> [Data records]
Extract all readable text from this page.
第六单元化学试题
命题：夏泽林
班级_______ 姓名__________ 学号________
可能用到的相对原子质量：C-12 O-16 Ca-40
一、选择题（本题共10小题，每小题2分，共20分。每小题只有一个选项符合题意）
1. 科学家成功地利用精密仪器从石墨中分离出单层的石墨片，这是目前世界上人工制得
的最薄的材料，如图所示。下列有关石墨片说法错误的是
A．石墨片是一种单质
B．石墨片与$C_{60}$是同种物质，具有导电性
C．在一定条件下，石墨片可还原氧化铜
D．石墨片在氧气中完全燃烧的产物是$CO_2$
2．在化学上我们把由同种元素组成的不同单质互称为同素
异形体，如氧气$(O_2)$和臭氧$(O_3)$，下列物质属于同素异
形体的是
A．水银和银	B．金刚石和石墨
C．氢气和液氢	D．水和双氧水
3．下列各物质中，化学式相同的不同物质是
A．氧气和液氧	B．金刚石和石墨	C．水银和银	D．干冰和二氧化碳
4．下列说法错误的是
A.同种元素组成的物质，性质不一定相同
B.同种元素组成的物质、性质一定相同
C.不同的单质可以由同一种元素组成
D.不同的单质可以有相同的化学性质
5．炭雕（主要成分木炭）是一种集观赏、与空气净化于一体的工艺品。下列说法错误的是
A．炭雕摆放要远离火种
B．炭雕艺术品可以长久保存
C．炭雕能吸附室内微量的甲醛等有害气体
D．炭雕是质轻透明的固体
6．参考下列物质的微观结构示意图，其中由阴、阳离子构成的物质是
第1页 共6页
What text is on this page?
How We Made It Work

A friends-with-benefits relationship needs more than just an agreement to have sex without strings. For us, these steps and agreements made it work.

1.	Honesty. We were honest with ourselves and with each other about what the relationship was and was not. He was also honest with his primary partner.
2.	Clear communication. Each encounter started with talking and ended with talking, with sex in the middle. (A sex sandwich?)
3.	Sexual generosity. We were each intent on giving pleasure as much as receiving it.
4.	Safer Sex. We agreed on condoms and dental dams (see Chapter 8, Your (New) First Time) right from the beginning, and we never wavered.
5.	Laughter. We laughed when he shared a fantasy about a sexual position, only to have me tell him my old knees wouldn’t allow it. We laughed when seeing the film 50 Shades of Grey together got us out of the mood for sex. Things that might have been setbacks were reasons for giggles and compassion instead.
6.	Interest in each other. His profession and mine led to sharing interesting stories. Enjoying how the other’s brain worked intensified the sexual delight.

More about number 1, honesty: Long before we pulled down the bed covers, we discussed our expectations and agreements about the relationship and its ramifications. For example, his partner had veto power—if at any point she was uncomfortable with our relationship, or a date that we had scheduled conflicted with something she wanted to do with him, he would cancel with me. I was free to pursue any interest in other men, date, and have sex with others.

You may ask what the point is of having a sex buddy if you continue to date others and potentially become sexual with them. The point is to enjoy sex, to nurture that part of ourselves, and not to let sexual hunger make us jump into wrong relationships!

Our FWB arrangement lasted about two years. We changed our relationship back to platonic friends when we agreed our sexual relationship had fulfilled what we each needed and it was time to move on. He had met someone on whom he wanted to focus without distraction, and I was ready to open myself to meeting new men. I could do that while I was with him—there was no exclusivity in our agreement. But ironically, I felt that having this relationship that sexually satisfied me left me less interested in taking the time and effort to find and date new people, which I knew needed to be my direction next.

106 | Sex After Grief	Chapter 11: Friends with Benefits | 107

> [TO DO] Make an exact copy of the records.

> [TASK ANSWER]
Extract all readable text from this page.
第六单元化学试题
命题：夏泽林
班级_______ 姓名__________ 学号________
可能用到的相对原子质量：C-12 O-16 Ca-40
一、选择题（本题共10小题，每小题2分，共20分。每小题只有一个选项符合题意）
1. 科学家成功地利用精密仪器从石墨中分离出单层的石墨片，这是目前世界上人工制得
的最薄的材料，如图所示。下列有关石墨片说法错误的是
A．石墨片是一种单质
B．石墨片与$C_{60}$是同种物质，具有导电性
C．在一定条件下，石墨片可还原氧化铜
D．石墨片在氧气中完全燃烧的产物是$CO_2$
2．在化学上我们把由同种元素组成的不同单质互称为同素
异形体，如氧气$(O_2)$和臭氧$(O_3)$，下列物质属于同素异
形体的是
A．水银和银	B．金刚石和石墨
C．氢气和液氢	D．水和双氧水
3．下列各物质中，化学式相同的不同物质是
A．氧气和液氧	B．金刚石和石墨	C．水银和银	D．干冰和二氧化碳
4．下列说法错误的是
A.同种元素组成的物质，性质不一定相同
B.同种元素组成的物质、性质一定相同
C.不同的单质可以由同一种元素组成
D.不同的单质可以有相同的化学性质
5．炭雕（主要成分木炭）是一种集观赏、与空气净化于一体的工艺品。下列说法错误的是
A．炭雕摆放要远离火种
B．炭雕艺术品可以长久保存
C．炭雕能吸附室内微量的甲醛等有害气体
D．炭雕是质轻透明的固体
6．参考下列物质的微观结构示意图，其中由阴、阳离子构成的物质是
第1页 共6页
What text is on this page?
How We Made It Work

A friends-with-benefits relationship needs more than just an agreement to have sex without strings. For us, these steps and agreements made it work.

1.	Honesty. We were honest with ourselves and with each other about what the relationship was and was not. He was also honest with his primary partner.
2.	Clear communication. Each encounter started with talking and ended with talking, with sex in the middle. (A sex sandwich?)
3.	Sexual generosity. We were each intent on giving pleasure as much as receiving it.
4.	Safer Sex. We agreed on condoms and dental dams (see Chapter 8, Your (New) First Time) right from the beginning, and we never wavered.
5.	Laughter. We laughed when he shared a fantasy about a sexual position, only to have me tell him my old knees wouldn’t allow it. We laughed when seeing the film 50 Shades of Grey together got us out of the mood for sex. Things that might have been setbacks were reasons for giggles and compassion instead.
6.	Interest in each other. His profession and mine led to sharing interesting stories. Enjoying how the other’s brain worked intensified the sexual delight.

More about number 1, honesty: Long before we pulled down the bed covers, we discussed our expectations and agreements about the relationship and its ramifications. For example, his partner had veto power—if at any point she was uncomfortable with our relationship, or a date that we had scheduled conflicted with something she wanted to do with him, he would cancel with me. I was free to pursue any interest in other men, date, and have sex with others.

You may ask what the point is of having a sex buddy if you continue to date others and potentially become sexual with them. The point is to enjoy sex, to nurture that part of ourselves, and not to let sexual hunger make us jump into wrong relationships!

Our FWB arrangement lasted about two years. We changed our relationship back to platonic friends when we agreed our sexual relationship had fulfilled what we each needed and it was time to move on. He had met someone on whom he wanted to focus without distraction, and I was ready to open myself to meeting new men. I could do that while I was with him—there was no exclusivity in our agreement. But ironically, I felt that having this relationship that sexually satisfied me left me less interested in taking the time and effort to find and date new people, which I knew needed to be my direction next.

106 | Sex After Grief	Chapter 11: Friends with Benefits | 107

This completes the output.